トルコリラ円見通し 5日続落、持ち合い下放れから下げ足早まる(22/5/11)

トルコ4月CPI上ブレによりリラ売りが勢い付き始め、9日に8.60円まで下落し持ち合い下放れに入り、10日も8.50円へ安値を切り下げ、5月4日から5日間の続落となった。

トルコリラ円見通し 5日続落、持ち合い下放れから下げ足早まる(22/5/11)

トルコリラ円見通し 5日続落、持ち合い下放れから下げ足早まる

〇トルコリラ円、5/10安値8.50、持ち合い下放れから安値切り下げ5日間続落
〇対ドル、5/11早朝終値15.25、15リラの防衛ライン決壊、新興国通貨安の中リラ安加速
〇トルコ3月失業率11.5%へ悪化、情勢やインフレ高進で更なる悪化懸念
〇次回5/26中銀会合へ向け、利上げ催促的リラ売り進む可能性も
〇8.55から8.58にかけてのゾーンは戻り売りにつかまりやすいとみる
〇8.55以下での推移中は下向きとし、8.47割れからは8.45前後を試すとみる

【概況】

トルコリラ円の5月10日は8.65円から8.50円の取引レンジ、11日早朝の終値は8.54円で前日終値の8.62円からは0.08円の円高リラ安となった。

.....

■ **練習課題**:
1. 引用文のうち、「〇トルコリラ円、5/10安値8.50、持ち合い下放れから安値切り下げ5日間続落」で始まり「08円の円高リラ安となった。」で終わる部分を、一字も変えずに書き写してください。
2. 引用文をもとに、次の問いに答えよ。
(a) リラ円は9日に何円まで下落したか。
(b) トルコの3月の失業率は何%か。
(c) 次回の中銀会合は何月何日か。

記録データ
.....

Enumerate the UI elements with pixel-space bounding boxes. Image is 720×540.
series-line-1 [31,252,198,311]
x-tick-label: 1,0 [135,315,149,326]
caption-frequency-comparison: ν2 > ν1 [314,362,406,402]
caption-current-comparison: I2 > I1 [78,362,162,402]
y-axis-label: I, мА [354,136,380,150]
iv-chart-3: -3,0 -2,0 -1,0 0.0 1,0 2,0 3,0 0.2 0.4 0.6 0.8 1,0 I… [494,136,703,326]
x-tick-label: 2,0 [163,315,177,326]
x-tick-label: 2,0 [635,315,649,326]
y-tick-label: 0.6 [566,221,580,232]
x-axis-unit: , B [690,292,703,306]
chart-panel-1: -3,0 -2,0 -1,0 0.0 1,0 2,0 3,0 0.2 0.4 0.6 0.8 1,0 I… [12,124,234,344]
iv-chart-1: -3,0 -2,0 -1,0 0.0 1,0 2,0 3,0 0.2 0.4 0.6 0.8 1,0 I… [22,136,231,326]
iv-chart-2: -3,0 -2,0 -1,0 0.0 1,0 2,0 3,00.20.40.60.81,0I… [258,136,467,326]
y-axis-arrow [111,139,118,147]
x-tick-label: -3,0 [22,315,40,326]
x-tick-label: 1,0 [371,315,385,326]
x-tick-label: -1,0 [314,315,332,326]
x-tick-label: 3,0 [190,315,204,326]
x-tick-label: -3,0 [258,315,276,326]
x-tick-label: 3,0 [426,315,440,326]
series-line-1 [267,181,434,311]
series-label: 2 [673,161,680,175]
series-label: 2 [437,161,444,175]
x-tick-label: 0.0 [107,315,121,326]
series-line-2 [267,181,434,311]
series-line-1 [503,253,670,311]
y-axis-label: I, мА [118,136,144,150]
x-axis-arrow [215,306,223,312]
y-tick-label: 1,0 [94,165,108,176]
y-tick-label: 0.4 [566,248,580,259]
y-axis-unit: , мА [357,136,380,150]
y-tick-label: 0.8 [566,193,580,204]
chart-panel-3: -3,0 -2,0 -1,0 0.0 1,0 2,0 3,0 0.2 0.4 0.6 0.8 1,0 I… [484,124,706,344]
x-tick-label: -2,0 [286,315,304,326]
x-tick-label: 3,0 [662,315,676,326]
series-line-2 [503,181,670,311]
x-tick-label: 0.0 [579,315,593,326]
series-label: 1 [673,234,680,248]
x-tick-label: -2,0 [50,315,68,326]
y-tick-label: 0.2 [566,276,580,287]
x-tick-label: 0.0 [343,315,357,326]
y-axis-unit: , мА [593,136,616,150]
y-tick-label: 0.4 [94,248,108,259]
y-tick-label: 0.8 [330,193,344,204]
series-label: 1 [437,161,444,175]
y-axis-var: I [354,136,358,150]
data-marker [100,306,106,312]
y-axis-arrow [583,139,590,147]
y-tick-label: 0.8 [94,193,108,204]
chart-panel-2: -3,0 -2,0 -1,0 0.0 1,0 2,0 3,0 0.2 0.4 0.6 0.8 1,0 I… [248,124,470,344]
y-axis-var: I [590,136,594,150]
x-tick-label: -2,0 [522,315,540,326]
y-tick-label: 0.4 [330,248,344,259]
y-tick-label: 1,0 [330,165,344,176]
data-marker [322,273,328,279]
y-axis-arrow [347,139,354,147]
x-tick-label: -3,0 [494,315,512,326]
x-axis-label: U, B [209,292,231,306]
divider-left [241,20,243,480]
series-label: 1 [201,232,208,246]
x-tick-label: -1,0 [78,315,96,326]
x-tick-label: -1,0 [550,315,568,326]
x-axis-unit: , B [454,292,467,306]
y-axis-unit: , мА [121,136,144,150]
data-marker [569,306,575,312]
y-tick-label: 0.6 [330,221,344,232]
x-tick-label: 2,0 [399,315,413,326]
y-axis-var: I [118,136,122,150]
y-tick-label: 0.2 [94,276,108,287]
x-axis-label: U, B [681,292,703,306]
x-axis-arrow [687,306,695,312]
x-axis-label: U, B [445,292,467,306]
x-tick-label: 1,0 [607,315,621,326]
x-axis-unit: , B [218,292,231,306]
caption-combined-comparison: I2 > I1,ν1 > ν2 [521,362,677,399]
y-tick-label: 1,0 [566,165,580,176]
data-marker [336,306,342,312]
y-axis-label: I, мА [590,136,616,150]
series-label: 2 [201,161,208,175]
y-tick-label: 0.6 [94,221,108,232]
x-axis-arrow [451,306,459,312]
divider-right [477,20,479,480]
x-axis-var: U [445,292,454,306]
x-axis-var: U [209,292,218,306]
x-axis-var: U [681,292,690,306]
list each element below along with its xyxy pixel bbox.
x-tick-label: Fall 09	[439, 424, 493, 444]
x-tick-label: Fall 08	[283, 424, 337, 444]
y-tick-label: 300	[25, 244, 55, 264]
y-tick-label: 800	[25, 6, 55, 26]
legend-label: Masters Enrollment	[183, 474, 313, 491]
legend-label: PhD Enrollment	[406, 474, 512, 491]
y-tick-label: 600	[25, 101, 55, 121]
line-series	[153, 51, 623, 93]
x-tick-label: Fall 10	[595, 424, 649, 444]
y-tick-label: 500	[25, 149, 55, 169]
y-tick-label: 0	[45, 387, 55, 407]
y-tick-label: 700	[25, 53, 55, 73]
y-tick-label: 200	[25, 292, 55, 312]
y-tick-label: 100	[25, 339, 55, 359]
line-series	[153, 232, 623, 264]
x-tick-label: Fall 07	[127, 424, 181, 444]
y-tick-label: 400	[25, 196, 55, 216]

.....

■ **解答例**:
1.
〇トルコリラ円、5/10安値8.50、持ち合い下放れから安値切り下げ5日間続落
〇対ドル、5/11早朝終値15.25、15リラの防衛ライン決壊、新興国通貨安の中リラ安加速
〇トルコ3月失業率11.5%へ悪化、情勢やインフレ高進で更なる悪化懸念
〇次回5/26中銀会合へ向け、利上げ催促的リラ売り進む可能性も
〇8.55から8.58にかけてのゾーンは戻り売りにつかまりやすいとみる
〇8.55以下での推移中は下向きとし、8.47割れからは8.45前後を試すとみる

【概況】

トルコリラ円の5月10日は8.65円から8.50円の取引レンジ、11日早朝の終値は8.54円で前日終値の8.62円からは0.08円の円高リラ安となった。

2.
(a) 8.60円
(b) 11.5%
(c) 5月26日